■ WHAT YOU SHOULD DO
Check each line of the records for "Федерации"; collect those that have it.

..............................

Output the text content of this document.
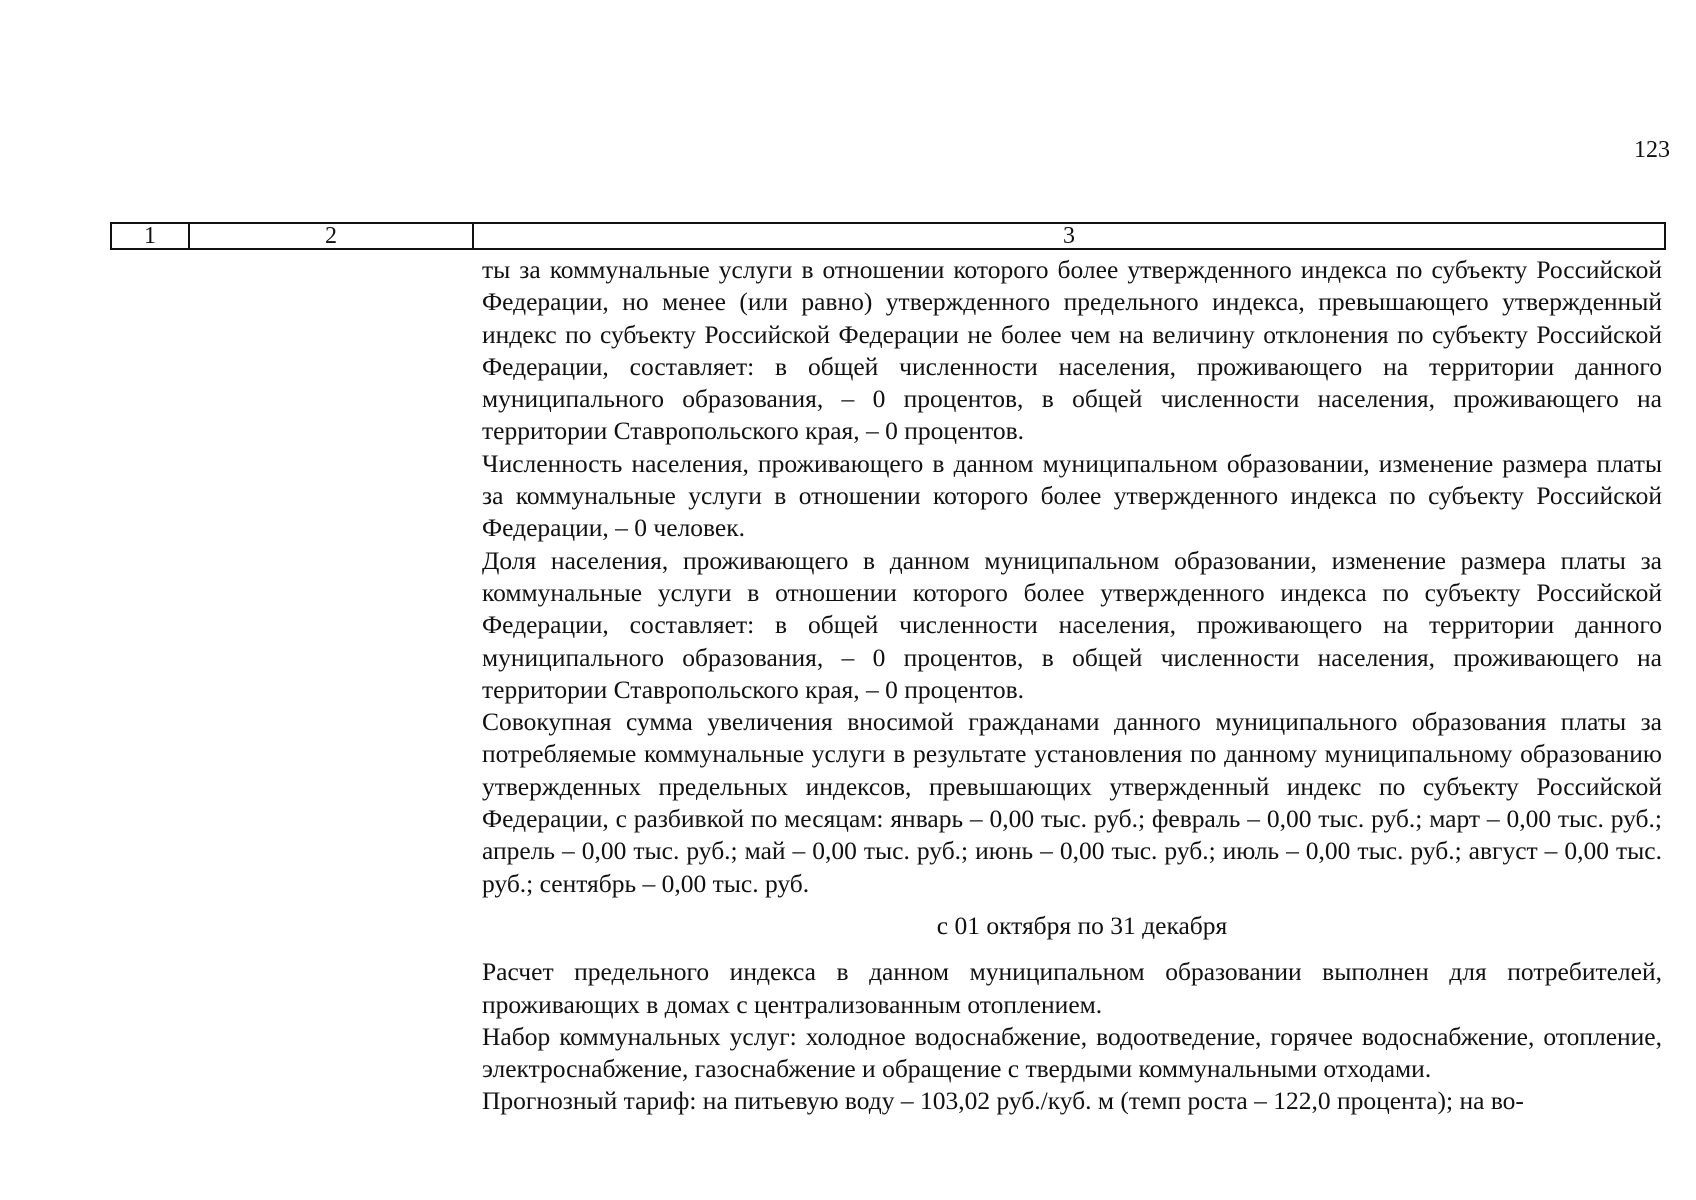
123
1	2	3

ты за коммунальные услуги в отношении которого более утвержденного индекса по субъекту Российской Федерации, но менее (или равно) утвержденного предельного индекса, превышающего утвержденный индекс по субъекту Российской Федерации не более чем на величину отклонения по субъекту Российской Федерации, составляет: в общей численности населения, проживающего на территории данного муниципального образования, – 0 процентов, в общей численности населения, проживающего на территории Ставропольского края, – 0 процентов.

Численность населения, проживающего в данном муниципальном образовании, изменение размера платы за коммунальные услуги в отношении которого более утвержденного индекса по субъекту Российской Федерации, – 0 человек.

Доля населения, проживающего в данном муниципальном образовании, изменение размера платы за коммунальные услуги в отношении которого более утвержденного индекса по субъекту Российской Федерации, составляет: в общей численности населения, проживающего на территории данного муниципального образования, – 0 процентов, в общей численности населения, проживающего на территории Ставропольского края, – 0 процентов.

Совокупная сумма увеличения вносимой гражданами данного муниципального образования платы за потребляемые коммунальные услуги в результате установления по данному муниципальному образованию утвержденных предельных индексов, превышающих утвержденный индекс по субъекту Российской Федерации, с разбивкой по месяцам: январь – 0,00 тыс. руб.; февраль – 0,00 тыс. руб.; март – 0,00 тыс. руб.; апрель – 0,00 тыс. руб.; май – 0,00 тыс. руб.; июнь – 0,00 тыс. руб.; июль – 0,00 тыс. руб.; август – 0,00 тыс. руб.; сентябрь – 0,00 тыс. руб.

с 01 октября по 31 декабря

Расчет предельного индекса в данном муниципальном образовании выполнен для потребителей, проживающих в домах с централизованным отоплением.

Набор коммунальных услуг: холодное водоснабжение, водоотведение, горячее водоснабжение, отопление, электроснабжение, газоснабжение и обращение с твердыми коммунальными отходами.

Прогнозный тариф: на питьевую воду – 103,02 руб./куб. м (темп роста – 122,0 процента); на во-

..............................

■ TASK OUTPUT
ты за коммунальные услуги в отношении которого более утвержденного индекса по субъекту Российской Федерации, но менее (или равно) утвержденного предельного индекса, превышающего утвержденный индекс по субъекту Российской Федерации не более чем на величину отклонения по субъекту Российской Федерации, составляет: в общей численности населения, проживающего на территории данного муниципального образования, – 0 процентов, в общей численности населения, проживающего на территории Ставропольского края, – 0 процентов.
Численность населения, проживающего в данном муниципальном образовании, изменение размера платы за коммунальные услуги в отношении которого более утвержденного индекса по субъекту Российской Федерации, – 0 человек.
Доля населения, проживающего в данном муниципальном образовании, изменение размера платы за коммунальные услуги в отношении которого более утвержденного индекса по субъекту Российской Федерации, составляет: в общей численности населения, проживающего на территории данного муниципального образования, – 0 процентов, в общей численности населения, проживающего на территории Ставропольского края, – 0 процентов.
Совокупная сумма увеличения вносимой гражданами данного муниципального образования платы за потребляемые коммунальные услуги в результате установления по данному муниципальному образованию утвержденных предельных индексов, превышающих утвержденный индекс по субъекту Российской Федерации, с разбивкой по месяцам: январь – 0,00 тыс. руб.; февраль – 0,00 тыс. руб.; март – 0,00 тыс. руб.; апрель – 0,00 тыс. руб.; май – 0,00 тыс. руб.; июнь – 0,00 тыс. руб.; июль – 0,00 тыс. руб.; август – 0,00 тыс. руб.; сентябрь – 0,00 тыс. руб.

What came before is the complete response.